#### [WHAT TO DO]
Give back a single number, the count of lines containing the word "placeholder".

________

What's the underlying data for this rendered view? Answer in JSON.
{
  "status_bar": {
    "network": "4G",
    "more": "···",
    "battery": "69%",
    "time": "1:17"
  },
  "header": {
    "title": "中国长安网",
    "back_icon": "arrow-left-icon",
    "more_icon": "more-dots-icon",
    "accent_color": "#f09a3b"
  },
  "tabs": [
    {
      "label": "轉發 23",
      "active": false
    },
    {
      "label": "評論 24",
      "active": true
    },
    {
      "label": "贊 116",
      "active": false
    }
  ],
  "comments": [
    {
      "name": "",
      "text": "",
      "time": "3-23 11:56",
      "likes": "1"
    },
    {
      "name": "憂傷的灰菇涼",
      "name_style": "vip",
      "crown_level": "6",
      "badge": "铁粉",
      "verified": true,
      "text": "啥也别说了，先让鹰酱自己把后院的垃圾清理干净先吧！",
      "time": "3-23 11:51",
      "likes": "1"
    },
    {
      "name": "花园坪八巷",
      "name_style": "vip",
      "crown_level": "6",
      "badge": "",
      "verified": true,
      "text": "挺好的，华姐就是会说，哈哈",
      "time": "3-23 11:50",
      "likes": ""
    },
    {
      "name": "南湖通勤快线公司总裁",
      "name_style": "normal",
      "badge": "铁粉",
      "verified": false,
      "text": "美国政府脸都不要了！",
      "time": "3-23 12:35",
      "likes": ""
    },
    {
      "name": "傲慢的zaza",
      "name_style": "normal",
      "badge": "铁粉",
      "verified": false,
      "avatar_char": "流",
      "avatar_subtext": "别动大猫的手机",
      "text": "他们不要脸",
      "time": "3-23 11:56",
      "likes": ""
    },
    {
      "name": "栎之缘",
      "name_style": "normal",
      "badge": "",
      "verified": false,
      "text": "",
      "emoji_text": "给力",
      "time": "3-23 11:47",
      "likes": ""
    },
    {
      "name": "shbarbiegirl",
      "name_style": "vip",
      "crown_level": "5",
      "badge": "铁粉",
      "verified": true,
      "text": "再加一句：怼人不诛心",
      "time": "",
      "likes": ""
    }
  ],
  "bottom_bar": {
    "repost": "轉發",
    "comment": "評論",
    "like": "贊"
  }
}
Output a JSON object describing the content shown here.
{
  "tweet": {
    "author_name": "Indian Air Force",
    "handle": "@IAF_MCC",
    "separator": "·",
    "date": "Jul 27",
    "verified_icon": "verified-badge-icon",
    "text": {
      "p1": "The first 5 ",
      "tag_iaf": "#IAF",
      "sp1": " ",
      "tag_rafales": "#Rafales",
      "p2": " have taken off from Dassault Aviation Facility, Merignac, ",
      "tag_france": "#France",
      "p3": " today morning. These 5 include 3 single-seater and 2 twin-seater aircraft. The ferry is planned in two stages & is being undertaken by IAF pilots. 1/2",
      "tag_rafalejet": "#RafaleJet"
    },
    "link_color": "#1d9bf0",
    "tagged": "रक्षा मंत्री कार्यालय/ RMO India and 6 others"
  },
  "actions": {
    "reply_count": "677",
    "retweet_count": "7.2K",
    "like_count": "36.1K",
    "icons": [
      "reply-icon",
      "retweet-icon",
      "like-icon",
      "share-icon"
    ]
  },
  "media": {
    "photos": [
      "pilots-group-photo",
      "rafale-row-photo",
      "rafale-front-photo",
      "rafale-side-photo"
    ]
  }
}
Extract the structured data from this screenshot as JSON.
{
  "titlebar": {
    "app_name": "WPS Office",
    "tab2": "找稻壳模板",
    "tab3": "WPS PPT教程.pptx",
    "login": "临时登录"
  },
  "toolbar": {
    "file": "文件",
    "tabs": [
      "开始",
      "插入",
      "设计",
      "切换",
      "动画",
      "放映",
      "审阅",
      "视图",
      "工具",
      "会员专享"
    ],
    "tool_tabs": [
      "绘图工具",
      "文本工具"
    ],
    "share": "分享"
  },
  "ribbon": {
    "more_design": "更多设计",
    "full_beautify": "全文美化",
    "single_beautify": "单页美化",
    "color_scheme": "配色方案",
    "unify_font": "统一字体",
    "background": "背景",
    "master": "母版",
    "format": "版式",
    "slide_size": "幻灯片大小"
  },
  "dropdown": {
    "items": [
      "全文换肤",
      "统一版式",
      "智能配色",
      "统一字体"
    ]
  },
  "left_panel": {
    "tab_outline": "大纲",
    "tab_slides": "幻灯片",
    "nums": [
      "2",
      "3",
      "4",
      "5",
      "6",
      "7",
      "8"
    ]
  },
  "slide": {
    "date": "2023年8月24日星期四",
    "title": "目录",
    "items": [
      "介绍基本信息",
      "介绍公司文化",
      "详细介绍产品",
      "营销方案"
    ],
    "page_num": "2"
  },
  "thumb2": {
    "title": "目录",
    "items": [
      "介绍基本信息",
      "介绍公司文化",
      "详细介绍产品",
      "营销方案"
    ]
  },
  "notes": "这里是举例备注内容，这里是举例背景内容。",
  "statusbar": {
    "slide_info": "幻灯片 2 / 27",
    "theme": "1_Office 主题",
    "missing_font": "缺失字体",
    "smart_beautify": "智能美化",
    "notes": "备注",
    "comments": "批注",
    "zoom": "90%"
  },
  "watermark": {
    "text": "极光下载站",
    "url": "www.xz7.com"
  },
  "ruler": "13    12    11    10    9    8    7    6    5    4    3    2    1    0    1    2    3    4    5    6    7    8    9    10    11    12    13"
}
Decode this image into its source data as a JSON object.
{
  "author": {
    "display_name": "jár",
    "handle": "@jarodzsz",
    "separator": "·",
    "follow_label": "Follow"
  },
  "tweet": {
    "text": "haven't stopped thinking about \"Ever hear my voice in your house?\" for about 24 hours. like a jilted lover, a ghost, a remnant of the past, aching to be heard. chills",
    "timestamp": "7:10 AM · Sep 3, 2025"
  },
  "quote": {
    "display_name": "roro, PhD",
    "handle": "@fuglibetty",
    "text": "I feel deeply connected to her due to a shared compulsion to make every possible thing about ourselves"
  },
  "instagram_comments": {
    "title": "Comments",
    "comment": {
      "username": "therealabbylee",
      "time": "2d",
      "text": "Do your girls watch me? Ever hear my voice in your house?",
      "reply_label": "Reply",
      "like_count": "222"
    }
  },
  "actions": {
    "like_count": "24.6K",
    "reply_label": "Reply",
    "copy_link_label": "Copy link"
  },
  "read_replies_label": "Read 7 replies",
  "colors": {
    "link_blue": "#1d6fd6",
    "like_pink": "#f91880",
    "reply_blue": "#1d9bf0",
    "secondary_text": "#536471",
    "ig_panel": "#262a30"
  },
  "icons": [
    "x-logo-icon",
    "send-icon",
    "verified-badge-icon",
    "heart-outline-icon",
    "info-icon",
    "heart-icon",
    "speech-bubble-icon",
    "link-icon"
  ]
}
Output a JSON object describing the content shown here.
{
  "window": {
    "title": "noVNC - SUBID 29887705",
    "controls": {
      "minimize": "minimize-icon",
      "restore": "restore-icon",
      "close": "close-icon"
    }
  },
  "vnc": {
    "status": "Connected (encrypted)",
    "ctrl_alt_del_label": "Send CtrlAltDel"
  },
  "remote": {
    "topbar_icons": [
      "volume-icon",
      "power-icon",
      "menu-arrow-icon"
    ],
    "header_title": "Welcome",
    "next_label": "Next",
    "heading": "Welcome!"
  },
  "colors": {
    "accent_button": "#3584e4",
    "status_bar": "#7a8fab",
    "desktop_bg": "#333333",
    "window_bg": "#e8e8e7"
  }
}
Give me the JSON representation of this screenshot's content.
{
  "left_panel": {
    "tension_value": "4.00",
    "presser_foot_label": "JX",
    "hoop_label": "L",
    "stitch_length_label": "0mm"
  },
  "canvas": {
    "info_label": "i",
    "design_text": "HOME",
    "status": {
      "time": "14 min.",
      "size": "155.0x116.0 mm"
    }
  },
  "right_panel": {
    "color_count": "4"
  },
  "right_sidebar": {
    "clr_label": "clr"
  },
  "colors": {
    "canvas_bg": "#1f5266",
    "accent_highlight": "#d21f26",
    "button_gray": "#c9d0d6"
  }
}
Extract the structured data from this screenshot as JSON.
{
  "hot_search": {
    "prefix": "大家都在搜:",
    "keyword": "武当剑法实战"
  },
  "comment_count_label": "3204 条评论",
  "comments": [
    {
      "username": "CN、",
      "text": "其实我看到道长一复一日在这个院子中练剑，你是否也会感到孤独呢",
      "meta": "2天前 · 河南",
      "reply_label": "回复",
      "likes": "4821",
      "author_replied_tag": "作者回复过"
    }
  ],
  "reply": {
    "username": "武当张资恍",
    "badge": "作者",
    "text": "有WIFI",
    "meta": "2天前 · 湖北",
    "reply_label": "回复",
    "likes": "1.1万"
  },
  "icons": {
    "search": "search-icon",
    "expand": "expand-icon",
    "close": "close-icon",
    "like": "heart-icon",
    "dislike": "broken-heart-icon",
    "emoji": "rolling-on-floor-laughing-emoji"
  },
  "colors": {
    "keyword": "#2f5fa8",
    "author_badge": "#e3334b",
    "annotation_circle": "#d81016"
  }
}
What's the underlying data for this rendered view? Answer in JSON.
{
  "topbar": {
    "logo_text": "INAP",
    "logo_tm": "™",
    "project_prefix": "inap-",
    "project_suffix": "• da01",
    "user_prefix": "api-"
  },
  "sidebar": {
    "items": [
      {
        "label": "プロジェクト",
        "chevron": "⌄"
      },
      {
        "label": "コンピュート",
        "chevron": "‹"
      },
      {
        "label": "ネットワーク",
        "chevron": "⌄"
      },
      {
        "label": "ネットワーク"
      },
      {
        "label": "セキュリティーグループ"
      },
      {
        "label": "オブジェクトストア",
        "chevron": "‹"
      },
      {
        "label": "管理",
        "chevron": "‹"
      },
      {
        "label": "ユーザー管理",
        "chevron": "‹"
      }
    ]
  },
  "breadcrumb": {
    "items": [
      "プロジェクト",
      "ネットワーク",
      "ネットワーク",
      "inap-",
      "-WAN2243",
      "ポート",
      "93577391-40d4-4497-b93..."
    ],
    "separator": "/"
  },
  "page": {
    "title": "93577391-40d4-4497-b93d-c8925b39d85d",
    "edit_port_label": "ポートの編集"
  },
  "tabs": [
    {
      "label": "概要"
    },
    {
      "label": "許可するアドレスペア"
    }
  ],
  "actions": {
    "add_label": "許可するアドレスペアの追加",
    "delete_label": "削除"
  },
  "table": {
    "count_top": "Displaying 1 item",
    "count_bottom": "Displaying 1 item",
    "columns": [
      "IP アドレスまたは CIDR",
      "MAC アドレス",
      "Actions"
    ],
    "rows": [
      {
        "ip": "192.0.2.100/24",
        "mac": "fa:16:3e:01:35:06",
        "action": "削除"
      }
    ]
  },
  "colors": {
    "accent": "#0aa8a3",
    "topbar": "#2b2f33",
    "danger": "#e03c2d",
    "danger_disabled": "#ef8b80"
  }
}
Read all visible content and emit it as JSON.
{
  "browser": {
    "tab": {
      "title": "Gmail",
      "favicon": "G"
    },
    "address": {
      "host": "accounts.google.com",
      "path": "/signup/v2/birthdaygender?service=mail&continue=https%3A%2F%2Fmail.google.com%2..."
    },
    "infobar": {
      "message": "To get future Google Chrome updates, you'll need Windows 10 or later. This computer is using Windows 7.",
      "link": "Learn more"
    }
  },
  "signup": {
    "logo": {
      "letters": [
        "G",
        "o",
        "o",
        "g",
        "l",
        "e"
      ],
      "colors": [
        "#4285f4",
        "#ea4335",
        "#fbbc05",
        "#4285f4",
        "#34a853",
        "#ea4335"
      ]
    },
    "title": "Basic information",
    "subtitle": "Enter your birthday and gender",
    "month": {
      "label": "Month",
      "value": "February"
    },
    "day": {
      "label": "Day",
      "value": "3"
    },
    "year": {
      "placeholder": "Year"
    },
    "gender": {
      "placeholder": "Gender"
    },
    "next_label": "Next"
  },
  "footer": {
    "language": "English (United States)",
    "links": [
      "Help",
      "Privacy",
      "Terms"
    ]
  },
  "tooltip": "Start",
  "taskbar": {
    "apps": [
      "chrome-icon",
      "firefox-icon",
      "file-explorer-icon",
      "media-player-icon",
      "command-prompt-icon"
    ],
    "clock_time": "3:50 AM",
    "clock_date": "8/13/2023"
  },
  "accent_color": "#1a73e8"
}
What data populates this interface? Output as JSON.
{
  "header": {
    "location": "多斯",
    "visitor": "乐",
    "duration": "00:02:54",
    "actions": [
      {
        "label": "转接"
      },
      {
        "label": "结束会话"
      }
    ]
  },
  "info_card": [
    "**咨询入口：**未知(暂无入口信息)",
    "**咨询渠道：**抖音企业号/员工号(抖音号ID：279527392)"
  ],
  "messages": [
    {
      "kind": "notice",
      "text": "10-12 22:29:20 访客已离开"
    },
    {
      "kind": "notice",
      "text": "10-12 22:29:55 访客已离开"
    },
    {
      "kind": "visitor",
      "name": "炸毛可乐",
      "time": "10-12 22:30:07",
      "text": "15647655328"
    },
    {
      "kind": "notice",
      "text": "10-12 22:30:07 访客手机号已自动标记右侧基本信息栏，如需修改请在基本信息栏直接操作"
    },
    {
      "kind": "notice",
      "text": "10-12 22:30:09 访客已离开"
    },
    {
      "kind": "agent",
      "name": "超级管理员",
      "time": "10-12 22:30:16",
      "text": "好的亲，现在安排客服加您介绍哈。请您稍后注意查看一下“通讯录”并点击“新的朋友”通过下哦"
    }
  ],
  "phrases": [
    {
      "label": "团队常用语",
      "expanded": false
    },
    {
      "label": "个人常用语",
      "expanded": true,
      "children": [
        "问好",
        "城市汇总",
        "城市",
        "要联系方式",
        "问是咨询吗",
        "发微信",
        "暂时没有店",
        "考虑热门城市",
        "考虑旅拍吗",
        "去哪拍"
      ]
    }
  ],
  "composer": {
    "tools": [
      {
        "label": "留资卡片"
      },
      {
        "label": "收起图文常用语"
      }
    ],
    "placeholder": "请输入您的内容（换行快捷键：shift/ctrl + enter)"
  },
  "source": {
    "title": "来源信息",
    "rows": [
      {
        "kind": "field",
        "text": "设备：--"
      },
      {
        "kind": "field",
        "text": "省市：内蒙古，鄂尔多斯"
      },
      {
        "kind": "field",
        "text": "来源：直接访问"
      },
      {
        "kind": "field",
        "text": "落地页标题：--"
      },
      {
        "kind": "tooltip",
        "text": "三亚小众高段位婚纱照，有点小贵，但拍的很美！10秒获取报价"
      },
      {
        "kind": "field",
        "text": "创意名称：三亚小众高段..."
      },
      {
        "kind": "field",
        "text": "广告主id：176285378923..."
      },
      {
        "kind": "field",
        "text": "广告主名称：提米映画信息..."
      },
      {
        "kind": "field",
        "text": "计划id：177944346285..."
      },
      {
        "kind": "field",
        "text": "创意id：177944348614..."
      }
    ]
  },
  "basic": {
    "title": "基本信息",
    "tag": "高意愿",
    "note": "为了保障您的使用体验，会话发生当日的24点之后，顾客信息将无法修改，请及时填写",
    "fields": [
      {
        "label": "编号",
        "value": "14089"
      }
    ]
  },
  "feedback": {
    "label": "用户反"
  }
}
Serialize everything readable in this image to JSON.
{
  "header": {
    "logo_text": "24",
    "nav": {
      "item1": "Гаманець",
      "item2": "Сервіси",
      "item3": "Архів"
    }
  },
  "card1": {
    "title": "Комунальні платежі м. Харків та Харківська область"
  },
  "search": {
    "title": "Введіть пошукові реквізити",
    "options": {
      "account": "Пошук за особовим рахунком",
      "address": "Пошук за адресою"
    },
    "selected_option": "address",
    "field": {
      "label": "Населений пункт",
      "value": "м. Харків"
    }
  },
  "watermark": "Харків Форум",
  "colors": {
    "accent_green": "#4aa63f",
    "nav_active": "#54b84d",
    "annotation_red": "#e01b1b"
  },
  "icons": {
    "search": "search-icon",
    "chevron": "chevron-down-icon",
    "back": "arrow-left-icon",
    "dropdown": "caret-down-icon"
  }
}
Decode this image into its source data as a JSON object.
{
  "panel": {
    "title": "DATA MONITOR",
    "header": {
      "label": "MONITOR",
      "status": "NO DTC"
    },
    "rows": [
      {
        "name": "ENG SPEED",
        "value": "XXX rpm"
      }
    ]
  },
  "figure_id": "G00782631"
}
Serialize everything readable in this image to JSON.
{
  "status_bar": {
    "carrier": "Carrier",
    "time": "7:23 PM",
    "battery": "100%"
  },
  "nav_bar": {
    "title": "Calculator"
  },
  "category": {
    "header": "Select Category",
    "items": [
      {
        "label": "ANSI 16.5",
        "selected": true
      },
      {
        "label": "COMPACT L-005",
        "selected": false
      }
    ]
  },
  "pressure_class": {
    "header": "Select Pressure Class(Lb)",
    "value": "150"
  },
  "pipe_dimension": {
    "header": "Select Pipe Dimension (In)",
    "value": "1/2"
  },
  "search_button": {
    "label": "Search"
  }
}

________

#### [WORKED SOLUTION]
3